**RECORDS TO USE:**
□ □ □

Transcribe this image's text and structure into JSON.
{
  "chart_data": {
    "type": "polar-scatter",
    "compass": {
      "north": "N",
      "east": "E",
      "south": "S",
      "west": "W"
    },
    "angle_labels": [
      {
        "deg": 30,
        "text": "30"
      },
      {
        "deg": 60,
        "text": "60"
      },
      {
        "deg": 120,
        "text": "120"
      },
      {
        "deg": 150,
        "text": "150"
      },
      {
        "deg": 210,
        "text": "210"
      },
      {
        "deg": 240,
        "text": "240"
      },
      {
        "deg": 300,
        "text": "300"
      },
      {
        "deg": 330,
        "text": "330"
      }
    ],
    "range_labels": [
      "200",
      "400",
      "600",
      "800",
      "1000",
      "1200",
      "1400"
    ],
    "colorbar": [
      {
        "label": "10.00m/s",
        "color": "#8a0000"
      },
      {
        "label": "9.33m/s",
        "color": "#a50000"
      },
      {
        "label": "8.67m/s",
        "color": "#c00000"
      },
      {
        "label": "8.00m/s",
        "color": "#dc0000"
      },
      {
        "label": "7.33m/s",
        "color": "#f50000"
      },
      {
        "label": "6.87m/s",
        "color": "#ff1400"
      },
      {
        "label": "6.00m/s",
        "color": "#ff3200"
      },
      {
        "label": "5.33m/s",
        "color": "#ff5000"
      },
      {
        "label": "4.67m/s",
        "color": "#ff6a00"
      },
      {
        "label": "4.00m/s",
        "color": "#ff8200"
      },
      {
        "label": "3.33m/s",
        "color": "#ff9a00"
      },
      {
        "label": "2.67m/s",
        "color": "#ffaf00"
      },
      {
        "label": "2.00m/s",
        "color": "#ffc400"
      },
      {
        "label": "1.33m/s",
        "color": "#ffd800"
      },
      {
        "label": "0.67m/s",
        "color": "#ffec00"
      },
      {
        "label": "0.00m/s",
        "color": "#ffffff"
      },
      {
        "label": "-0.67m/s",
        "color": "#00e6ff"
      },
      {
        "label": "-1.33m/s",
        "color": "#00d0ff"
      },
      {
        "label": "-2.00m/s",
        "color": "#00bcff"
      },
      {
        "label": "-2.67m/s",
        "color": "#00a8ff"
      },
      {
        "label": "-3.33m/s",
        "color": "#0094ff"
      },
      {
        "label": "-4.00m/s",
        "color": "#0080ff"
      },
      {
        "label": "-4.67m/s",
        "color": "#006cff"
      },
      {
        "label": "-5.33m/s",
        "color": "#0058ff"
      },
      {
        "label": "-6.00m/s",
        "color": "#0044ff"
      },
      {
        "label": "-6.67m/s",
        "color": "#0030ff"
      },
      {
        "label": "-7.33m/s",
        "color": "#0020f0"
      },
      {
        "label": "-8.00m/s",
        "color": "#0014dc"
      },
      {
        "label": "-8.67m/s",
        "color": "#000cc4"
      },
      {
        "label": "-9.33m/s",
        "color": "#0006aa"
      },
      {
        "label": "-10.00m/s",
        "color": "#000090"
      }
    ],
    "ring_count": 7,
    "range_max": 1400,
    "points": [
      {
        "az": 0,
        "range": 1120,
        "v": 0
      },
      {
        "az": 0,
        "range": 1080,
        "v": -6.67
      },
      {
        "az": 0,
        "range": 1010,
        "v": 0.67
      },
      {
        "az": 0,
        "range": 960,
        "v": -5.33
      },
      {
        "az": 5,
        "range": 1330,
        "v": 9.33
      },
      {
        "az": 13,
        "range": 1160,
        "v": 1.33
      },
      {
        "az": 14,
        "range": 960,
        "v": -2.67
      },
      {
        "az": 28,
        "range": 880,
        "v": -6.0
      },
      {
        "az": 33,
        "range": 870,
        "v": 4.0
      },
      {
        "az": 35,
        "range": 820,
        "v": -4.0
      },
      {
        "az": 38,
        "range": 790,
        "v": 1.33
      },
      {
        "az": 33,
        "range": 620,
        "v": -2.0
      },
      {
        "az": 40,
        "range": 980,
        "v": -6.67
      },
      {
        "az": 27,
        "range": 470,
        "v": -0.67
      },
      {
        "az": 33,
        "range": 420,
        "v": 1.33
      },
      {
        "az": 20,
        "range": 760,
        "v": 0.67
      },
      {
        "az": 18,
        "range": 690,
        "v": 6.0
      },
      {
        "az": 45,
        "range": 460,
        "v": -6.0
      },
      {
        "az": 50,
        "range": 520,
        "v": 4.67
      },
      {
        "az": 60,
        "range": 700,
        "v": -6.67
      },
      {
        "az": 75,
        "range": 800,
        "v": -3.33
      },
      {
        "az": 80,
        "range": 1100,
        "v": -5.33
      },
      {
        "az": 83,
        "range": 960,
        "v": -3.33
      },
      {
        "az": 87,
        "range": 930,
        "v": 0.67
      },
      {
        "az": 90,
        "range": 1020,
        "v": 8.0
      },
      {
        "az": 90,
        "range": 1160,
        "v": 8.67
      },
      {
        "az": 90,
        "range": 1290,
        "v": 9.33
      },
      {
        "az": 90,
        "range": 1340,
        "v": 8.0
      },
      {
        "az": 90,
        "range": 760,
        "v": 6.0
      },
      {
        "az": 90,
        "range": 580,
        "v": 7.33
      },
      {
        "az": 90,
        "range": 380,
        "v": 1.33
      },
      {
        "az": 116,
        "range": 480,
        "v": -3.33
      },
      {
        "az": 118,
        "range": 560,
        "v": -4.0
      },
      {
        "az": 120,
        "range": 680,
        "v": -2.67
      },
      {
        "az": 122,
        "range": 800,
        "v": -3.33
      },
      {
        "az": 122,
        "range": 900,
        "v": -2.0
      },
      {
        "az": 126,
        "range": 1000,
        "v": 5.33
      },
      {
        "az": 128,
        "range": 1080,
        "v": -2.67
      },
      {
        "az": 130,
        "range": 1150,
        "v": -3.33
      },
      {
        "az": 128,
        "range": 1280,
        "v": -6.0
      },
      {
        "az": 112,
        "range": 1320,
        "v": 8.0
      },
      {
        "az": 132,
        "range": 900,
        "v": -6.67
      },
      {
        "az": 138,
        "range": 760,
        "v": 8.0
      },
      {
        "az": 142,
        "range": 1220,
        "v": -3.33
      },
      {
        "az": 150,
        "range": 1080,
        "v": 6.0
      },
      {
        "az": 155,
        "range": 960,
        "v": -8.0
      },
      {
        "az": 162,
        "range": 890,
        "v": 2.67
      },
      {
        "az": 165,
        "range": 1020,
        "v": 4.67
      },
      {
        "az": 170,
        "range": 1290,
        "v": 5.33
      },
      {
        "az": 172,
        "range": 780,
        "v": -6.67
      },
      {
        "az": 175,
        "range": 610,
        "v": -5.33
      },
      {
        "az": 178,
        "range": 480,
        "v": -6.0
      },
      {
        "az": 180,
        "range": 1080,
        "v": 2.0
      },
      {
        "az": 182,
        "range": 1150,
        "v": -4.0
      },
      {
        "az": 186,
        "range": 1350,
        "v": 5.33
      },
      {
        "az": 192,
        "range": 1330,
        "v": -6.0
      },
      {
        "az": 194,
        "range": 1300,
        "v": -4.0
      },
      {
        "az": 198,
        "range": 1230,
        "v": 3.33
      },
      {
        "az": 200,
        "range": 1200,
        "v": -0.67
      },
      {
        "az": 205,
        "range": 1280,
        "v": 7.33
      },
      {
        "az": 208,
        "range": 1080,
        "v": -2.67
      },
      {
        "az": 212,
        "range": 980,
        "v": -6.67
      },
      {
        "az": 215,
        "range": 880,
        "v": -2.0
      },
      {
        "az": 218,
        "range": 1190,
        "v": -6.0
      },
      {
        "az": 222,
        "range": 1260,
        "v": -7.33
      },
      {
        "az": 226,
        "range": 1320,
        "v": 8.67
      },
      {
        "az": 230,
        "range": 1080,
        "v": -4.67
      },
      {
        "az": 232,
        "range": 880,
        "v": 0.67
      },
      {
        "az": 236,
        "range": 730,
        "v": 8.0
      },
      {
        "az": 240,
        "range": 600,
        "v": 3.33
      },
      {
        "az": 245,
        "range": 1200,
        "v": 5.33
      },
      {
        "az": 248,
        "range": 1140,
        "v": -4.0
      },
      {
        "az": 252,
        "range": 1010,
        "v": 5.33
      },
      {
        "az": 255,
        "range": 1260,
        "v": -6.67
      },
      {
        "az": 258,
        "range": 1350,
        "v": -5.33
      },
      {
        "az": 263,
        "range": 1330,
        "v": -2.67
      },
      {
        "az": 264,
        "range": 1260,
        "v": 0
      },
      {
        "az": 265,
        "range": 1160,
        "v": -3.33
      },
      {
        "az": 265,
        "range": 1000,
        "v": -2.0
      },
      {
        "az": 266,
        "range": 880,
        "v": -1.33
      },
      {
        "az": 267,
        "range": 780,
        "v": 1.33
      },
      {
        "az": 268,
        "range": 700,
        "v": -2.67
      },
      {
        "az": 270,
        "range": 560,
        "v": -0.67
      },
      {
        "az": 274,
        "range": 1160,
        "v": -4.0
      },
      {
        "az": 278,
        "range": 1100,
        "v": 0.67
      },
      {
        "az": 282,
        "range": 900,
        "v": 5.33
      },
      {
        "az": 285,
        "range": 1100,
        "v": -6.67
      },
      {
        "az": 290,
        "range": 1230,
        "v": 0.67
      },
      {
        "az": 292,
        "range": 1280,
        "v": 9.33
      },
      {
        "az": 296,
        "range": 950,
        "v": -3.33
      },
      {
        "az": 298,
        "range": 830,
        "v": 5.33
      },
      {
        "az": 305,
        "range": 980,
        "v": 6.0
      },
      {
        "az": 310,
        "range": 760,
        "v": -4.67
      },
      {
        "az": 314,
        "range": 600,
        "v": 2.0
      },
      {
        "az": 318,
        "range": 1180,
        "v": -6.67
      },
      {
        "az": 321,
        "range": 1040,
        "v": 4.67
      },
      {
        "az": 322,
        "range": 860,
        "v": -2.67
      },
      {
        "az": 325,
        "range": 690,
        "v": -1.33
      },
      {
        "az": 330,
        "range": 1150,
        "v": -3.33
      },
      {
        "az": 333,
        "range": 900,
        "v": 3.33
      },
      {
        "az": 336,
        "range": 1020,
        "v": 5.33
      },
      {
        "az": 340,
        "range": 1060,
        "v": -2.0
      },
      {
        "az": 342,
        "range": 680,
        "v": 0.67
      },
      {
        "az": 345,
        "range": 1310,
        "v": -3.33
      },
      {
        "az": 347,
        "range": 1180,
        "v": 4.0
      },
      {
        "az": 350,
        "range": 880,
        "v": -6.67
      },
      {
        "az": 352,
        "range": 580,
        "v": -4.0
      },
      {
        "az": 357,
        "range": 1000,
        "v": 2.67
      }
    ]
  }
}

□ □ □

**AIM OF THE EXERCISE:** State the number of lines in the data that include the string "text", and add nothing else.

**SOLUTION:** 9